List the lines of this listing that hold the word "text".
— Start DATA ROWS —
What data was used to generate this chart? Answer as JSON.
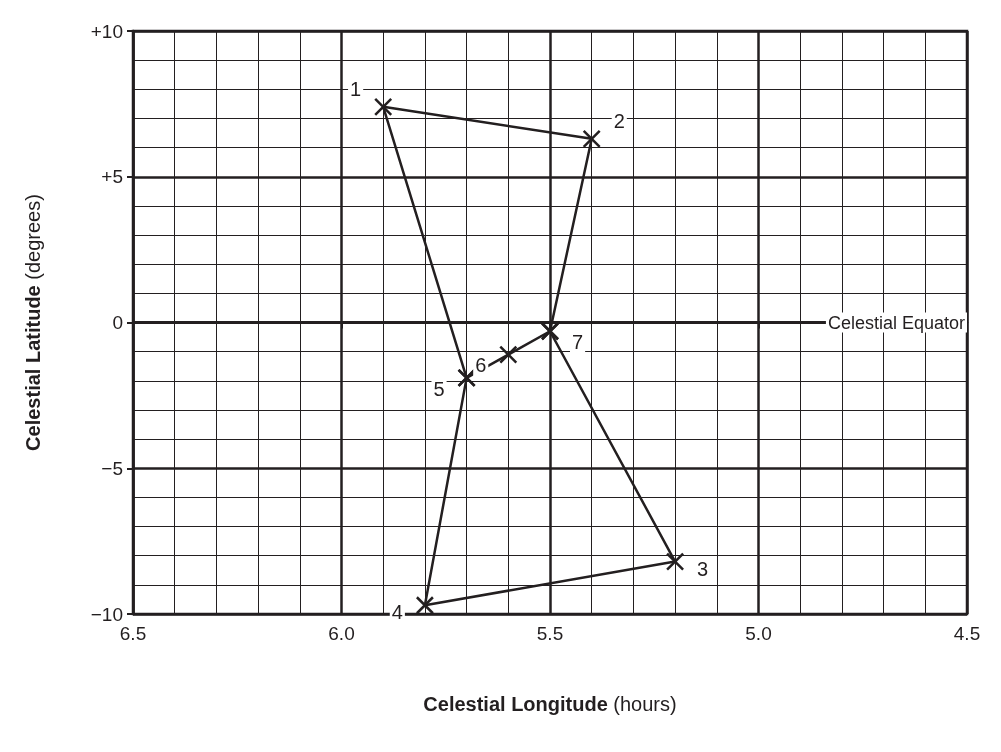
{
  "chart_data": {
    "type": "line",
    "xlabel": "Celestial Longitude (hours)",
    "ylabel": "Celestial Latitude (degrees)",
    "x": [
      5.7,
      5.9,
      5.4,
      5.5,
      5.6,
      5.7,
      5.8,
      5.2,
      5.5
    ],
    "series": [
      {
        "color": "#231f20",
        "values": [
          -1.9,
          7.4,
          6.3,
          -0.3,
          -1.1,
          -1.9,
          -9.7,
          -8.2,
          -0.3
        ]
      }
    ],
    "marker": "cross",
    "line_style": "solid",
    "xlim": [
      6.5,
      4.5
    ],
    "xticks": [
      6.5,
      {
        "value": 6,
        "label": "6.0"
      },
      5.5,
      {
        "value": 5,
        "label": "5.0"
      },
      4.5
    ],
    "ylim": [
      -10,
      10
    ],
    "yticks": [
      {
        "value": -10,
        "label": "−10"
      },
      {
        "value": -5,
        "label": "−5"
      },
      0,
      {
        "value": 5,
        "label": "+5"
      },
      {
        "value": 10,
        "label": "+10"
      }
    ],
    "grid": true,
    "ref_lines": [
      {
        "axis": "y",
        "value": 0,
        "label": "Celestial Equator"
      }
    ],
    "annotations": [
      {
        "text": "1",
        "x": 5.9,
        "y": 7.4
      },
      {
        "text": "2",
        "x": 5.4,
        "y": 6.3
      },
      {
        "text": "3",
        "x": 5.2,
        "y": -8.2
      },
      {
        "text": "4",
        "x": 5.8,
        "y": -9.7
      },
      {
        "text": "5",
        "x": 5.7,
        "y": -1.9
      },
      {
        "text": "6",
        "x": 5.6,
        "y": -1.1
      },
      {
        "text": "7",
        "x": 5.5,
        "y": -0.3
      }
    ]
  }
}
— End DATA ROWS —
— Start DATA ROWS —
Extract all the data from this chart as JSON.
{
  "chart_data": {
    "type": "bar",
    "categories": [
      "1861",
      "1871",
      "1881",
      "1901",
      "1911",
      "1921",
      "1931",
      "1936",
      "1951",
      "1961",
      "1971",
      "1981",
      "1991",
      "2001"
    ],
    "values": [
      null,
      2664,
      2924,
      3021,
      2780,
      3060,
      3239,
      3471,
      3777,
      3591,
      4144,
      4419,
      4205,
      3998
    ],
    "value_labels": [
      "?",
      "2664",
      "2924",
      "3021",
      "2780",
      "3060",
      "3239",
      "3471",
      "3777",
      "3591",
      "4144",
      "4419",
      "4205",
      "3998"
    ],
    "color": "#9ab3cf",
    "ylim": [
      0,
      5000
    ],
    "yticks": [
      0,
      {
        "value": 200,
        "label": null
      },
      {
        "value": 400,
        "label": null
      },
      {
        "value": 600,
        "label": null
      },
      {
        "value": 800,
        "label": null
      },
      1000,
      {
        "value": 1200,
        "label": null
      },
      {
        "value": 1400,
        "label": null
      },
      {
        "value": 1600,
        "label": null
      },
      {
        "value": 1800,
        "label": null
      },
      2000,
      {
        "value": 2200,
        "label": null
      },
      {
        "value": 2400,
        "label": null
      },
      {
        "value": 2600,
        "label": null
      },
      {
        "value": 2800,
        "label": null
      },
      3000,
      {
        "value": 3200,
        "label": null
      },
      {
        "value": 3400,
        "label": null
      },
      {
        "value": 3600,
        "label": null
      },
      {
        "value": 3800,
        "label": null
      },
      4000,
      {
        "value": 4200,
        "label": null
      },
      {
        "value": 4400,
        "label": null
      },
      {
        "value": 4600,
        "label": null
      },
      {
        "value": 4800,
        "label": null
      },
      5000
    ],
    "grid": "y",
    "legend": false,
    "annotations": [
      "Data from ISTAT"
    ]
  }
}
— End DATA ROWS —
COMPLETE ANSWER
        "text": "1",
        "text": "2",
        "text": "3",
        "text": "4",
        "text": "5",
        "text": "6",
        "text": "7",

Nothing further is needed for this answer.